British investor William Browder of Hermitage Capital Management
British investor William Browder of Hermitage Capital Management
The head of a Western-based investment company trying to get Russian officials prosecuted for money laundering says information in the case suggests some high-level politicians are involved in the coverup, RFE/RL's Russian Service reports.

Hermitage Capital Managment CEO William Browder told RFE/RL in an interview on April 21 that tens of millions of dollars from a fraudulent tax refund in Russia were pocketed by Russian officials and even police.

"What's so remarkable about it is all this information is out in the public domain and Russian government [officials] -- and it's their money that was stolen...[but] they refuse to do anything about it because they are so busy covering up for the crooked officials that were involved," Browder said. "And you have to wonder how high [up] it goes if with this [incriminating] information they are not willing to do anything."

————————

▶ _CHALLENGE_: Continue the news report on William Browder's money-laundering allegations, starting after its final sentence. The records come from a source separate from the news report above.

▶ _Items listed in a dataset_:
————————

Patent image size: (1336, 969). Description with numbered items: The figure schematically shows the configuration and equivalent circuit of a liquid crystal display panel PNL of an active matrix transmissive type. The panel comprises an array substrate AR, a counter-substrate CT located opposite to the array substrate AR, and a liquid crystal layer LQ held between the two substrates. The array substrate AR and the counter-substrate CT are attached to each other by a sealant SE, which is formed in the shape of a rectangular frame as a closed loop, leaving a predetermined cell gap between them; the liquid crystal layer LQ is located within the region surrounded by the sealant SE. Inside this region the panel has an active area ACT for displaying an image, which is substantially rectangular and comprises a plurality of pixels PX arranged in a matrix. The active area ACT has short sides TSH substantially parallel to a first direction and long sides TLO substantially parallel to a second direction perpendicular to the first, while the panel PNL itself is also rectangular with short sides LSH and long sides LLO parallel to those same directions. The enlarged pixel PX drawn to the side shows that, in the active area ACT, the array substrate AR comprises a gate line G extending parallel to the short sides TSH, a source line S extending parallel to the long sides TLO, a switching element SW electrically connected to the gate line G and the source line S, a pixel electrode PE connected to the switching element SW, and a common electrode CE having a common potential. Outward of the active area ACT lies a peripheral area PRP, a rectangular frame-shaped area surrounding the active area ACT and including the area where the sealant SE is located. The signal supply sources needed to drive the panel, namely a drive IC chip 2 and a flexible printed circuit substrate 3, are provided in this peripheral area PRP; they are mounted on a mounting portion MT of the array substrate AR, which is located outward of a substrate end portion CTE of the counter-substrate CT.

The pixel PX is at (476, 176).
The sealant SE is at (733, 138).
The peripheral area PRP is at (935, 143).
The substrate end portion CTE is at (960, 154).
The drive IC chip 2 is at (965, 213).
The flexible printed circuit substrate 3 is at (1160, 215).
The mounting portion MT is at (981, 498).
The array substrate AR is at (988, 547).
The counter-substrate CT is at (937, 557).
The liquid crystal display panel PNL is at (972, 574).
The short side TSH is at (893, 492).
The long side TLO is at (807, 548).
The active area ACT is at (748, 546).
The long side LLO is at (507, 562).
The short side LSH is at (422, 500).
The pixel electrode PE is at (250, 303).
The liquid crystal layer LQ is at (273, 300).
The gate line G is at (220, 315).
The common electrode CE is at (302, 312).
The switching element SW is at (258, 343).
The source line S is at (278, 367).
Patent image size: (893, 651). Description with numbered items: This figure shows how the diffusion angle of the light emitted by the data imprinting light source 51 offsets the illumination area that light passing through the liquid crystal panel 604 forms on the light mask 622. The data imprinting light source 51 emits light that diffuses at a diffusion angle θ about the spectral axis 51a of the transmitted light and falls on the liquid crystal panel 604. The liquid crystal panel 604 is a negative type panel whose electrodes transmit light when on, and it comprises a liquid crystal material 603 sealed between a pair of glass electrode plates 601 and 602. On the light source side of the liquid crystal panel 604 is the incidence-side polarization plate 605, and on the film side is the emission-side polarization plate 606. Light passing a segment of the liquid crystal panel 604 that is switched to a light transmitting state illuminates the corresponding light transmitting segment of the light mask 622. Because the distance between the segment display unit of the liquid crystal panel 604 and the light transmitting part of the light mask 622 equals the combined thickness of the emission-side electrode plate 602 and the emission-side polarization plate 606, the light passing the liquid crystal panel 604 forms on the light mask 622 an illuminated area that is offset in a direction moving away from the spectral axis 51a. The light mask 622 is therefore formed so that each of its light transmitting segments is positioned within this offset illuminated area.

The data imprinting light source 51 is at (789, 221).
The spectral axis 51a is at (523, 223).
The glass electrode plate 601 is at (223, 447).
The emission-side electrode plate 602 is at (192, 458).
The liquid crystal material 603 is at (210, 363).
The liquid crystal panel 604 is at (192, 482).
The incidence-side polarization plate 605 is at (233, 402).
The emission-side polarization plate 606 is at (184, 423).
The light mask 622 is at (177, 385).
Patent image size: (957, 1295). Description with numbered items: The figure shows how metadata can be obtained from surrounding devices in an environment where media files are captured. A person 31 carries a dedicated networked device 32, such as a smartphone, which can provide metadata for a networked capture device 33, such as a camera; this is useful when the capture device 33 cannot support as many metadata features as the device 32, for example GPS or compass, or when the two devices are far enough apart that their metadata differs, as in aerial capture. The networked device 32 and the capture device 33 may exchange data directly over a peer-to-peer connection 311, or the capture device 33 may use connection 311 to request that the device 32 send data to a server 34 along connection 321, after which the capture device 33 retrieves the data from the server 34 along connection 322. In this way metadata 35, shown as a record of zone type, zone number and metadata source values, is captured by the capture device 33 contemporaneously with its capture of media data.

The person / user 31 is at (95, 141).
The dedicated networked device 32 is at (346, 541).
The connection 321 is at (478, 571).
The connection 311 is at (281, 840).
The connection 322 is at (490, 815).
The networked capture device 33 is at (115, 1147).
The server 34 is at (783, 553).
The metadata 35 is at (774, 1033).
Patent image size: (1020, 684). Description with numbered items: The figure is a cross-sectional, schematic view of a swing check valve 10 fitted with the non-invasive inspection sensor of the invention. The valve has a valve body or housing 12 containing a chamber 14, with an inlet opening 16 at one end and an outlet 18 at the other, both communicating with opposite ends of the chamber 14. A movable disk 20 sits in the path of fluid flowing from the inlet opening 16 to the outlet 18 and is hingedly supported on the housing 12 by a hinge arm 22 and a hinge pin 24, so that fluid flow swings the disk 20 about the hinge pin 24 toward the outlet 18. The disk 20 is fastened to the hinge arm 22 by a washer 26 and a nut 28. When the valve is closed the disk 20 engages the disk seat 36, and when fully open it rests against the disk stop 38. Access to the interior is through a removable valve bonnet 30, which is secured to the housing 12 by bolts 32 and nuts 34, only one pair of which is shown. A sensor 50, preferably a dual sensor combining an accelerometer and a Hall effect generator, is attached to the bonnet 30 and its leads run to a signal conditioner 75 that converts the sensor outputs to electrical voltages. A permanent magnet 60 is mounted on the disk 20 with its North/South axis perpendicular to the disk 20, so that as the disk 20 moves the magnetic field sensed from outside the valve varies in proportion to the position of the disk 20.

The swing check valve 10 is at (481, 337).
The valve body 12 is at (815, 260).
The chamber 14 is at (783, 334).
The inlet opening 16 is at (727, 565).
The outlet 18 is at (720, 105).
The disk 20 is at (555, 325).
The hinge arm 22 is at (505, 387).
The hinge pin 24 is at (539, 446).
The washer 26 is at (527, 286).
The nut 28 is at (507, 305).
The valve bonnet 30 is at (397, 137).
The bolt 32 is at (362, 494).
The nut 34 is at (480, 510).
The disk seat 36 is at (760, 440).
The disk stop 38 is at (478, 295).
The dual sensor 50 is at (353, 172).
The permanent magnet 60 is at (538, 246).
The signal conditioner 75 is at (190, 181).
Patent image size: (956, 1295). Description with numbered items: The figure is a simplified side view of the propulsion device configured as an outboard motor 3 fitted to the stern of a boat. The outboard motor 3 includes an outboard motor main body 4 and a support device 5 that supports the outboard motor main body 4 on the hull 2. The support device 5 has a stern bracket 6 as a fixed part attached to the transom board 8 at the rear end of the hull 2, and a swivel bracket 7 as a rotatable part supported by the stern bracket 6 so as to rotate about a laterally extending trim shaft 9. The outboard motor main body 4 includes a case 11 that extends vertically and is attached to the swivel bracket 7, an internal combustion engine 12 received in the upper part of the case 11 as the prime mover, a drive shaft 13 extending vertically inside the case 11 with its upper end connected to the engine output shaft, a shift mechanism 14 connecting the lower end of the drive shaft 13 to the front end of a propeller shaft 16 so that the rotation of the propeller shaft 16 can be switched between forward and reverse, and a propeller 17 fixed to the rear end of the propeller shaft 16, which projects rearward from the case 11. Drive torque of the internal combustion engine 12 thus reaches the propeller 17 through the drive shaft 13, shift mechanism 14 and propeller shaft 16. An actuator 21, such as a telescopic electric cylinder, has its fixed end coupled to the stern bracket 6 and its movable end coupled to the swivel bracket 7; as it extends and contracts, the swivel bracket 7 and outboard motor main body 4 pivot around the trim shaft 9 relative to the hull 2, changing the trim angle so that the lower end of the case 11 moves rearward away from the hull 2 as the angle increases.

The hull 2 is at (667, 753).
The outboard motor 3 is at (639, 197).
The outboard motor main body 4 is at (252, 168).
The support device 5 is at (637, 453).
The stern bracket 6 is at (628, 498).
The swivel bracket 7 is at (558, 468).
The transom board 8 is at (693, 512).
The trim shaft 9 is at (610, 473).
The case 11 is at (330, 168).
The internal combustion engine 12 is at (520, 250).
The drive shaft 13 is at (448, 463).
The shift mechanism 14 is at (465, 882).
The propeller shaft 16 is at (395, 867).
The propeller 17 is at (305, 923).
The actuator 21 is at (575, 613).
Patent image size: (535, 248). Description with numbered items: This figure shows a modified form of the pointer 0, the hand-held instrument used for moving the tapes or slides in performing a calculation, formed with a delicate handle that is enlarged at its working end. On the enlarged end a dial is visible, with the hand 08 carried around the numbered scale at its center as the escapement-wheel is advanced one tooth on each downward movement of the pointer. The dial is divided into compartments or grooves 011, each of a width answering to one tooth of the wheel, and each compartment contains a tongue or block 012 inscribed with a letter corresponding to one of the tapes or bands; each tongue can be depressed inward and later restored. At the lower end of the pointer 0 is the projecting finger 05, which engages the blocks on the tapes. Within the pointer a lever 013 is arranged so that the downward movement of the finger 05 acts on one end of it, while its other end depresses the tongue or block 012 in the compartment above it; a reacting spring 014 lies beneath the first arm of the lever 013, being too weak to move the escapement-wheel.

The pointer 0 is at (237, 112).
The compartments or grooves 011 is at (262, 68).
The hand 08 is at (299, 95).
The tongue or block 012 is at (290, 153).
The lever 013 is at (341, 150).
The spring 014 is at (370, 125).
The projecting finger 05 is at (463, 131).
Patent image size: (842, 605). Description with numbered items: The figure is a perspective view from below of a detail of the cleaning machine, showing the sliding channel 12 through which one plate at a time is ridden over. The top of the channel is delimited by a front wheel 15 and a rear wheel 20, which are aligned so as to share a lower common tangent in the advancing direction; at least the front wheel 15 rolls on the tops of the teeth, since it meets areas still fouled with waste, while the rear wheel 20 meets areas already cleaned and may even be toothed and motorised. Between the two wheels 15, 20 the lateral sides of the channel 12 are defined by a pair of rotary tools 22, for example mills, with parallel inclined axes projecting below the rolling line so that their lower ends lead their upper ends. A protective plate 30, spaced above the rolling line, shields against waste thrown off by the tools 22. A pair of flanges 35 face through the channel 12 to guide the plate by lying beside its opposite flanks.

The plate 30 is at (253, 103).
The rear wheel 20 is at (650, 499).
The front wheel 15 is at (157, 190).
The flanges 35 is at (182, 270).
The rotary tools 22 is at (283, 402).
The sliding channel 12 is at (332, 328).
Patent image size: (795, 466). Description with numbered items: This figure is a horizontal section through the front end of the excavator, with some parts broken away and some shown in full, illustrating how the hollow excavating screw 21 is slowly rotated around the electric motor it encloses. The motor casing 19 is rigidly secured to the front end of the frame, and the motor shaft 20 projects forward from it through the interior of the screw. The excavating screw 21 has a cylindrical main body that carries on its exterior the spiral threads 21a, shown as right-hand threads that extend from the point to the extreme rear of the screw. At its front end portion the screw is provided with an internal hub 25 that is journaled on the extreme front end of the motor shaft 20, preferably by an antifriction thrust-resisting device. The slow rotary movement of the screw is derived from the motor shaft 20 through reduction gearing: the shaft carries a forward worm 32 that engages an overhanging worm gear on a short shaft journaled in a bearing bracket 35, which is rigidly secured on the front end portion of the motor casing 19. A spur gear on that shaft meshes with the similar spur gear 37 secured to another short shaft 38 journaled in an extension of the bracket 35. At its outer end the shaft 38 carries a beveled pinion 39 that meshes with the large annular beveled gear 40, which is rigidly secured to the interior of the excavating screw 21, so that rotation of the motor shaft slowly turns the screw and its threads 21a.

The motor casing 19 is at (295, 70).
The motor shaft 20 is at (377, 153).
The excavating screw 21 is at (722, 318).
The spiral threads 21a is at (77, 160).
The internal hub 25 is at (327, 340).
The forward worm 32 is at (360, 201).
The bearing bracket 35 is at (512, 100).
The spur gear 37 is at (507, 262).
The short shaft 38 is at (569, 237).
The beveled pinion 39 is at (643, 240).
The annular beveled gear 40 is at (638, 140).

————————

▶ _WRITTEN REPLY_:
Browder was speaking one day after Swiss officials announced that an investigation has begun into accusations that Russian tax official Olga Stepanova and her husband were involved in money-laundering through Swiss bank accounts.

The case was opened based on information provided by Browder and attorneys for Hermitage, which operates out of London.

Browder said he received bank documents and other important files from dozens of sources in Russia that he claims show Stepanova and her husband took some $38 million in an illegal $155 million tax refund that was received using documents seized from Hermitage by Russian officials in 2007.

Browder said the couple used the money to buy large properties and homes in Dubai, Montenegro, and Russia that are worth tens of millions of dollars.

Browder has also published information online that allegedly shows how police officers and other Russian officials involved in the arrest and detention of Sergei Magnitsky -- a lawyer for Hermitage who uncovered the fraud involving the alleged illegal tax refund -- became very wealthy.

Magnitsky died in 2009 in poor conditions while in pretrial detention for tax evasion charges that his supporters say were trumped up.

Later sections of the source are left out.